_Supplied material_

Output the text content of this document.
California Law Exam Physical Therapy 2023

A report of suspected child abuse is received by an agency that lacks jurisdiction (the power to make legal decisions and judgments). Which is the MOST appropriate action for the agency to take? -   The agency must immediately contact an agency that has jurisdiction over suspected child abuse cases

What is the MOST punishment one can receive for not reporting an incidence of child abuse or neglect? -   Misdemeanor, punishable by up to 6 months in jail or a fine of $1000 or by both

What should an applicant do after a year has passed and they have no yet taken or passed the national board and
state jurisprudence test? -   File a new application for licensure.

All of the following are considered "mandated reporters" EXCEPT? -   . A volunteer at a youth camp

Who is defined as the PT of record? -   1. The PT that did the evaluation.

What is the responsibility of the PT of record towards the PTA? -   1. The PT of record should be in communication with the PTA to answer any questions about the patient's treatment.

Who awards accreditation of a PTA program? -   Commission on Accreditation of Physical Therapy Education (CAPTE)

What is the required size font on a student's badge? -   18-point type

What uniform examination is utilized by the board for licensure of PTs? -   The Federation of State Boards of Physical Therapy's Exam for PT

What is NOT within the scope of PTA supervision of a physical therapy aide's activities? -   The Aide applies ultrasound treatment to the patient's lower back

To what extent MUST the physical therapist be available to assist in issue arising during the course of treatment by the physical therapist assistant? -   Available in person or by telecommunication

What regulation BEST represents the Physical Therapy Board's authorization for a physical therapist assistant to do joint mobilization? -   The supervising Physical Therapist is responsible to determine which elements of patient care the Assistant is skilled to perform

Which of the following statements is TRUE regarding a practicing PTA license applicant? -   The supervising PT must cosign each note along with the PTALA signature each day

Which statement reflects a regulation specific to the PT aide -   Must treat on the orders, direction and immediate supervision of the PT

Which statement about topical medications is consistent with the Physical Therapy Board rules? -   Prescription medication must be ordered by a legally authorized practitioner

--

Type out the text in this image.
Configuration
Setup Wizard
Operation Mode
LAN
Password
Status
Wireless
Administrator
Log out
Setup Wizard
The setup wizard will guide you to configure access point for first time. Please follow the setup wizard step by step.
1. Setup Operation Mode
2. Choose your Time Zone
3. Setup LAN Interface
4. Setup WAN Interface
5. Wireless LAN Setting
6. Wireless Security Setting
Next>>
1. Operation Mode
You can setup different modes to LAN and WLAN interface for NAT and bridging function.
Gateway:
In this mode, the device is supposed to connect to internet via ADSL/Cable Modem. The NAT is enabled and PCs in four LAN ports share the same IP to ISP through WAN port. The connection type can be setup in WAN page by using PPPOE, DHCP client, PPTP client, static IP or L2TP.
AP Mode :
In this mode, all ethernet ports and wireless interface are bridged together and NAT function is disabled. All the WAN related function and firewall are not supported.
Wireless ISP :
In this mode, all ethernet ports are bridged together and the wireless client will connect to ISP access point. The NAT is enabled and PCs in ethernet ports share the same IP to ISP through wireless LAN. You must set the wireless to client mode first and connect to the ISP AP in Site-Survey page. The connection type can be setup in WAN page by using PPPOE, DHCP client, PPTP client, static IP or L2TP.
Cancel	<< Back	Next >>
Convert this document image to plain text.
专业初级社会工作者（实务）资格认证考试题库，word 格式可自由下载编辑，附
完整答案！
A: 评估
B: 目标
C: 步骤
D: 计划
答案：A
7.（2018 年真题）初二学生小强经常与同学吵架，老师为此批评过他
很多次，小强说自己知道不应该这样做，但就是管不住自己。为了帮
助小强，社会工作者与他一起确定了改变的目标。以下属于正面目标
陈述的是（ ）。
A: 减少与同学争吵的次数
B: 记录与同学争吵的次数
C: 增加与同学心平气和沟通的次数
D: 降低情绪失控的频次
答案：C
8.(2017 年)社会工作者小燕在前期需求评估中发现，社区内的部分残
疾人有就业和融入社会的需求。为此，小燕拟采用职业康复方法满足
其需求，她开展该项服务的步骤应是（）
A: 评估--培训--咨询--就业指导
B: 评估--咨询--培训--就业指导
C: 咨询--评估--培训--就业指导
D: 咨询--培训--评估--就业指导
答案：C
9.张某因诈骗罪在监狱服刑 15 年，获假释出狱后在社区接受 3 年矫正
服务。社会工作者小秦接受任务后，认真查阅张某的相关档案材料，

* * *

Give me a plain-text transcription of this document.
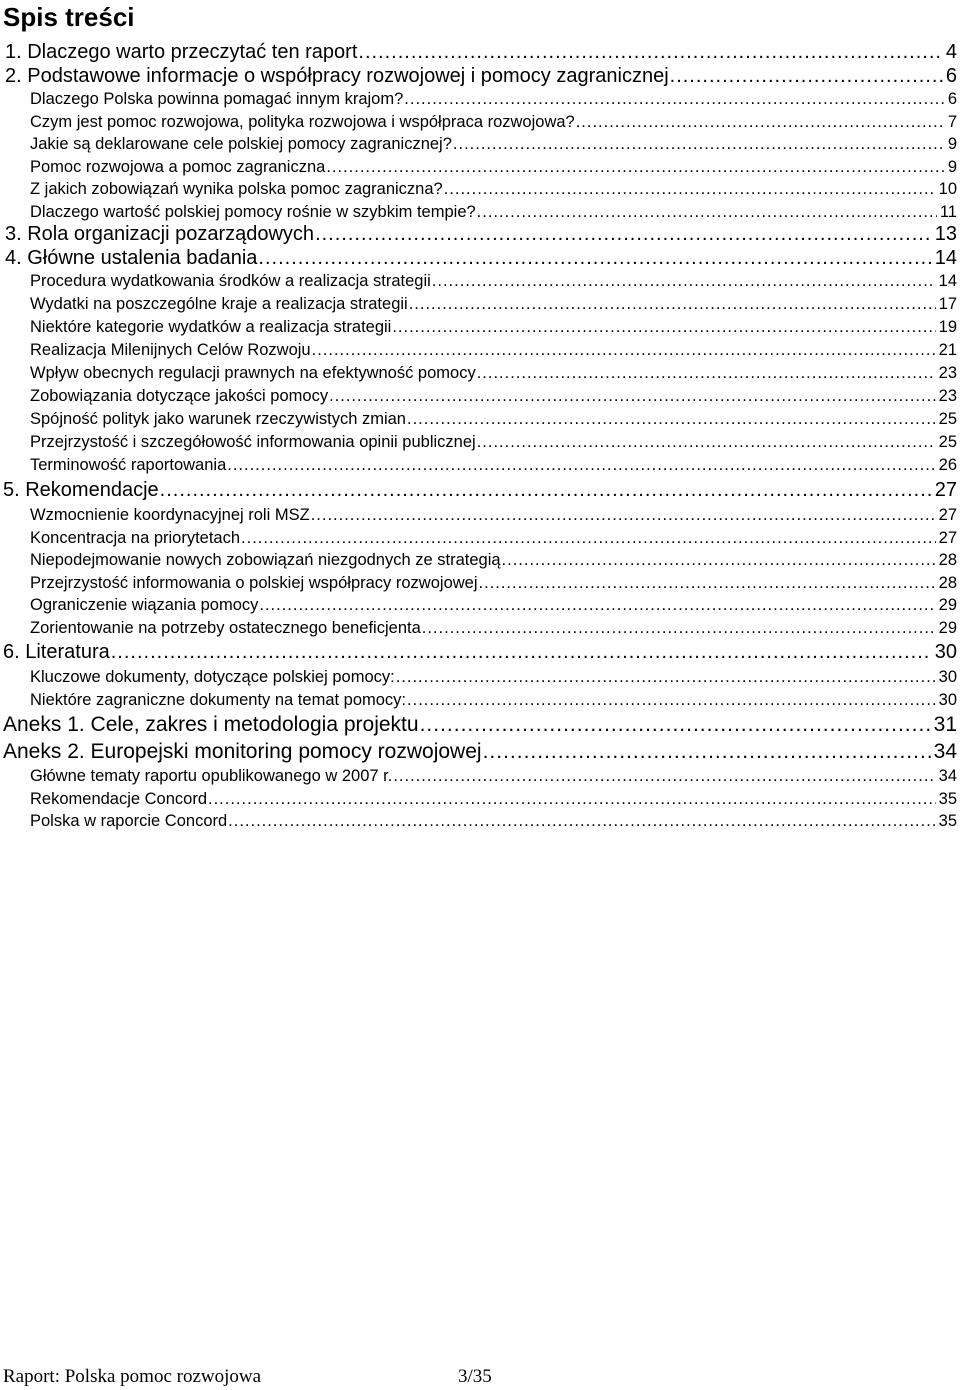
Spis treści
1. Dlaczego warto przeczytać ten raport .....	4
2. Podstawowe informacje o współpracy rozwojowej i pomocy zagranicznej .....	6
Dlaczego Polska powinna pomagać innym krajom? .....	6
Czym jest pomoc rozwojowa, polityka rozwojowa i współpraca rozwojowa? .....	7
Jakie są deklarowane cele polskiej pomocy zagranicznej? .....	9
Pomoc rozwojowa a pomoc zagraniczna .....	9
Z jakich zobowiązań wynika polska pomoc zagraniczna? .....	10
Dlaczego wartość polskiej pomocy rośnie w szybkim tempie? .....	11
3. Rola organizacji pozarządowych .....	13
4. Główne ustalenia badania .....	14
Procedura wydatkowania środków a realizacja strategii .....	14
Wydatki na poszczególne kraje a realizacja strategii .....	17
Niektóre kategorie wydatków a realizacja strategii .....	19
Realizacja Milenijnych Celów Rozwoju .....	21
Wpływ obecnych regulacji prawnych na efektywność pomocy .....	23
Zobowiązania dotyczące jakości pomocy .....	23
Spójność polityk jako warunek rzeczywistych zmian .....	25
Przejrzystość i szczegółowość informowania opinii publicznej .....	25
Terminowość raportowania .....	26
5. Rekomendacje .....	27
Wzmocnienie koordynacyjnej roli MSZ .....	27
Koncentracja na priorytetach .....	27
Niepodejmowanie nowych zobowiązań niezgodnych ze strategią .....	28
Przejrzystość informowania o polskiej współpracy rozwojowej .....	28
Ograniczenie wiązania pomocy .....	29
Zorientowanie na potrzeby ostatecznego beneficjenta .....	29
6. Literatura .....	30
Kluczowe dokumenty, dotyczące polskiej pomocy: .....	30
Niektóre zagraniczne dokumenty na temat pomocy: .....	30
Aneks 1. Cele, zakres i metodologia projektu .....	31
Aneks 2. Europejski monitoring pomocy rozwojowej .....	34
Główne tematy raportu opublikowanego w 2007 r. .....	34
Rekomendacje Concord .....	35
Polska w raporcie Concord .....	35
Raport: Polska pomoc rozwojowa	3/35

_Work to complete_
Lines that include the word "record" are to be extracted from the data above.

_Result_
Who is defined as the PT of record? -   1. The PT that did the evaluation.
What is the responsibility of the PT of record towards the PTA? -   1. The PT of record should be in communication with the PTA to answer any questions about the patient's treatment.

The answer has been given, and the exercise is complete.